__Documento fuente__:
HOMILÍA
–«Fiesta de la Epifanía del Señor» (Mt 2,1-12)
D– 3 Ene 2016
Celebramos la Epifanía, la manifestación del Señor como
Salvador de todas las naciones, simbolizadas en los sabios de Oriente.
Lo importante del relato evangélico son los símbolos, a
través de los cuales se nos hace comprender que el Niño nacido en Belén trae la
salvación a todas los pueblos y culturas del mundo. Nuestra fe en esta
manifestación universal de Dios nos hace acoger fraternalmente a todas las
personas que, por encima de su ubicación social o cultural, en el tiempo o en
la geografía del mundo, buscan –siempre guiados por el único Dios y por su
Espíritu– el sentido que deben dar a su vida, la rectitud que debe caracterizar
su conducta, el empeño que deben mantener en favor de la justicia, el amor y la
paz. Para todos ellos nace el Señor.

__Extracto de datos__:
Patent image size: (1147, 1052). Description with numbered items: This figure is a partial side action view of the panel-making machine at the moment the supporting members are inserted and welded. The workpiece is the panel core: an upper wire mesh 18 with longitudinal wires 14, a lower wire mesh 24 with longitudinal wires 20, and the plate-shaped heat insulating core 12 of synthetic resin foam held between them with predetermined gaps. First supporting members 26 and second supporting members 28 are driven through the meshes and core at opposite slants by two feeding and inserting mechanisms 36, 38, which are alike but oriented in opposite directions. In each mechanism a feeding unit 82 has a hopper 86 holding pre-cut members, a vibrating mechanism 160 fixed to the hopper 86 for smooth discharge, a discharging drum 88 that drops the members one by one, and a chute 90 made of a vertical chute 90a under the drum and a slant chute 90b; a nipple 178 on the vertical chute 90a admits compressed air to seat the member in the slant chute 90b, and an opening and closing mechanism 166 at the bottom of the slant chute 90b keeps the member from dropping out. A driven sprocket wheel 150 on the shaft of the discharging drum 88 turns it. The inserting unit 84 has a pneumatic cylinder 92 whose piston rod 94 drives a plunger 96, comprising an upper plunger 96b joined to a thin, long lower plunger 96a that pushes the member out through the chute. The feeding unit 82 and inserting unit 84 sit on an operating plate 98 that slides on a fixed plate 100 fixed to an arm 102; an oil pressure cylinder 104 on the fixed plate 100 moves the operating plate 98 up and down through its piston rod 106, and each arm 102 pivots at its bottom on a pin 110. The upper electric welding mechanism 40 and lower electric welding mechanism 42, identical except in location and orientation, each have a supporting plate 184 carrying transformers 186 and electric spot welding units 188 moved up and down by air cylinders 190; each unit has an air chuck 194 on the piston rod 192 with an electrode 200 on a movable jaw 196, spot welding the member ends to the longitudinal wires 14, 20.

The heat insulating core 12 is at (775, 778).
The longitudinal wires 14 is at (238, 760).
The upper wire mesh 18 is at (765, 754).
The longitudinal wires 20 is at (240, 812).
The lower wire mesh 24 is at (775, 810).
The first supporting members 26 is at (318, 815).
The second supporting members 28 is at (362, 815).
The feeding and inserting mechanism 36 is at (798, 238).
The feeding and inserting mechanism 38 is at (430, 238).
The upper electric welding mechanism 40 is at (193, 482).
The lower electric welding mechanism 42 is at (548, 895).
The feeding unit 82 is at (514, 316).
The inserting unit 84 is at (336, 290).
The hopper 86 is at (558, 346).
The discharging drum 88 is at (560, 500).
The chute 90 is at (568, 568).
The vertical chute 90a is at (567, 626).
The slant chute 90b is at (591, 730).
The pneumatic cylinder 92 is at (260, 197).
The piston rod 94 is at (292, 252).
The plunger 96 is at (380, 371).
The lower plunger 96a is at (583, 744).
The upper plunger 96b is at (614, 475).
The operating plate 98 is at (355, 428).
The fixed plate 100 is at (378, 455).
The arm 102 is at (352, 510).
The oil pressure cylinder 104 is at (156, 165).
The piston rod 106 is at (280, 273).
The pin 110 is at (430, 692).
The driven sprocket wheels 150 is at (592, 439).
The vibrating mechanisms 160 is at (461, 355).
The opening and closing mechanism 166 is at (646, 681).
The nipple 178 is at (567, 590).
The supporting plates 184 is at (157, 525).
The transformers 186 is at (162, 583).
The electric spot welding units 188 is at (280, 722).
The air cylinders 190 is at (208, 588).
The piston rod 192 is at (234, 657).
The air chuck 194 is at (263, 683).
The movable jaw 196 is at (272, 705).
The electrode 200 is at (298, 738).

__Conjunto de tareas__:
- a) Responde estas preguntas sobre la homilía:
(i) ¿Qué fiesta se celebra?
(ii) ¿Quiénes simbolizan a todas las naciones?
(iii) ¿Dónde nació el Niño?
- b) Reproduce el pasaje de la homilía que comienza con "D– 3 Ene 2016" y sigue hasta "nace el Señor.".
Responde basándote únicamente en la homilía.

__Respuestas__:
- a)
(i) La Epifanía del Señor.
(ii) Los sabios de Oriente.
(iii) En Belén.

- b)
D– 3 Ene 2016
Celebramos la Epifanía, la manifestación del Señor como
Salvador de todas las naciones, simbolizadas en los sabios de Oriente.
Lo importante del relato evangélico son los símbolos, a
través de los cuales se nos hace comprender que el Niño nacido en Belén trae la
salvación a todas los pueblos y culturas del mundo. Nuestra fe en esta
manifestación universal de Dios nos hace acoger fraternalmente a todas las
personas que, por encima de su ubicación social o cultural, en el tiempo o en
la geografía del mundo, buscan –siempre guiados por el único Dios y por su
Espíritu– el sentido que deben dar a su vida, la rectitud que debe caracterizar
su conducta, el empeño que deben mantener en favor de la justicia, el amor y la
paz. Para todos ellos nace el Señor.